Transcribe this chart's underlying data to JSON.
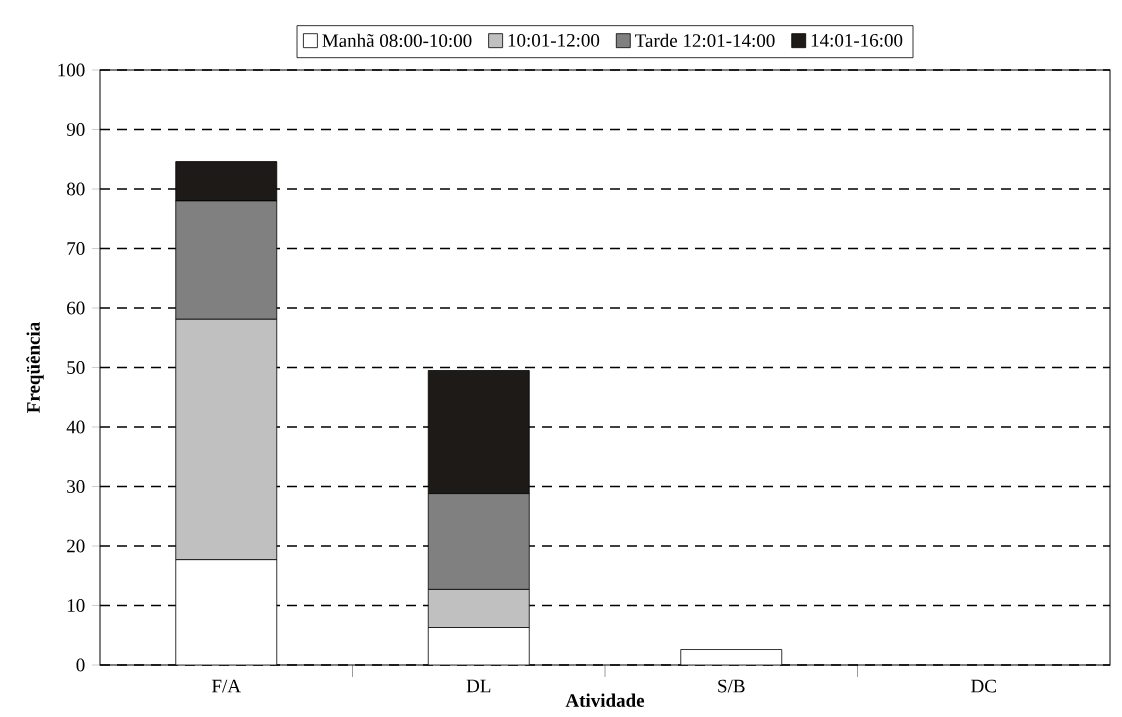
{
  "chart_data": {
    "type": "bar",
    "stacked": true,
    "xlabel": "Atividade",
    "ylabel": "Freqüência",
    "categories": [
      "F/A",
      "DL",
      "S/B",
      "DC"
    ],
    "series": [
      {
        "name": "Manhã 08:00-10:00",
        "color": "#ffffff",
        "values": [
          17.7,
          6.3,
          2.6,
          0
        ]
      },
      {
        "name": "10:01-12:00",
        "color": "#c0c0c0",
        "values": [
          40.4,
          6.4,
          0,
          0
        ]
      },
      {
        "name": "Tarde 12:01-14:00",
        "color": "#808080",
        "values": [
          19.9,
          16.1,
          0,
          0
        ]
      },
      {
        "name": "14:01-16:00",
        "color": "#1e1a18",
        "values": [
          6.6,
          20.7,
          0,
          0
        ]
      }
    ],
    "ylim": [
      0,
      100
    ],
    "yticks": [
      0,
      10,
      20,
      30,
      40,
      50,
      60,
      70,
      80,
      90,
      100
    ],
    "grid": "y",
    "legend": "top"
  }
}
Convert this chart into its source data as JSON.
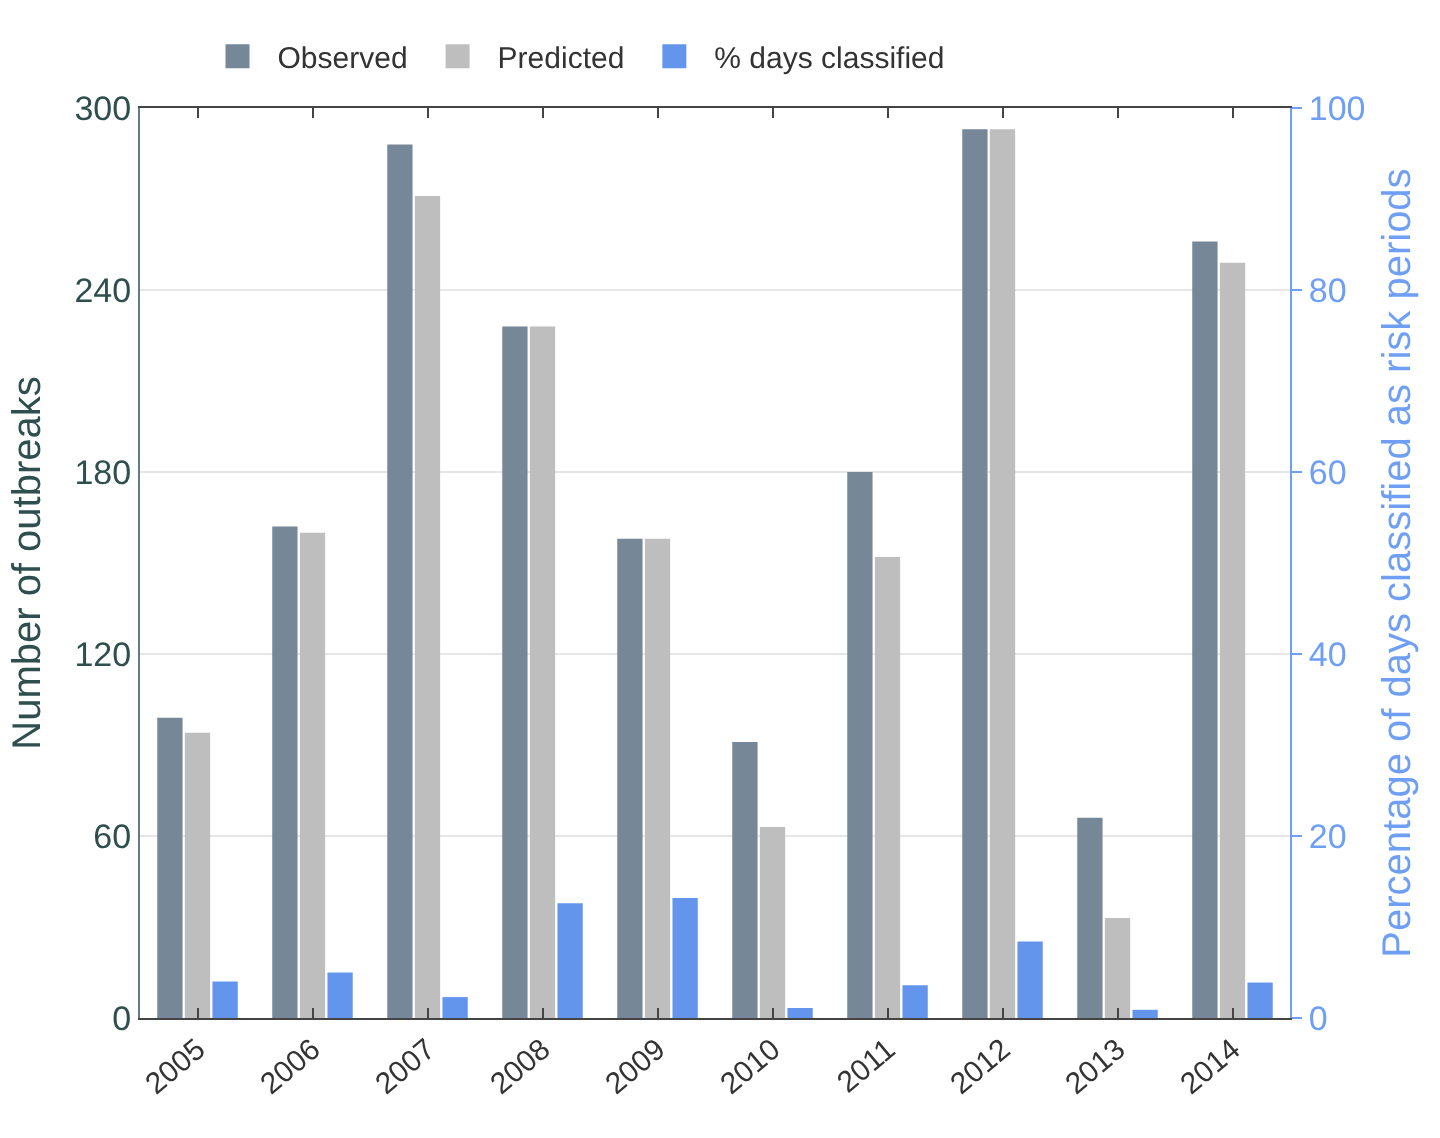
{
  "chart_data": {
    "type": "bar",
    "categories": [
      "2005",
      "2006",
      "2007",
      "2008",
      "2009",
      "2010",
      "2011",
      "2012",
      "2013",
      "2014"
    ],
    "ylabel": "Number of outbreaks",
    "y2label": "Percentage of days classified as risk periods",
    "ylim": [
      0,
      300
    ],
    "yticks": [
      0,
      60,
      120,
      180,
      240,
      300
    ],
    "y2lim": [
      0,
      100
    ],
    "y2ticks": [
      0,
      20,
      40,
      60,
      80,
      100
    ],
    "grid": "y",
    "legend": "top",
    "series": [
      {
        "name": "Observed",
        "color": "#768797",
        "values": [
          99,
          162,
          288,
          228,
          158,
          91,
          180,
          293,
          66,
          256
        ]
      },
      {
        "name": "Predicted",
        "color": "#bebebe",
        "values": [
          94,
          160,
          271,
          228,
          158,
          63,
          152,
          293,
          33,
          249
        ]
      },
      {
        "name": "% days classified",
        "color": "#6495ed",
        "axis": "y2",
        "values": [
          4.0,
          5.0,
          2.3,
          12.6,
          13.2,
          1.1,
          3.6,
          8.4,
          0.9,
          3.9
        ]
      }
    ]
  }
}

--------------------------------------------------

## Given problem
Pull out each line of the listing that holds the string "color".

## Problem solution
        "color": "#ffffff",
        "color": "#c0c0c0",
        "color": "#808080",
        "color": "#1e1a18",
        "color": "#768797",
        "color": "#bebebe",
        "color": "#6495ed",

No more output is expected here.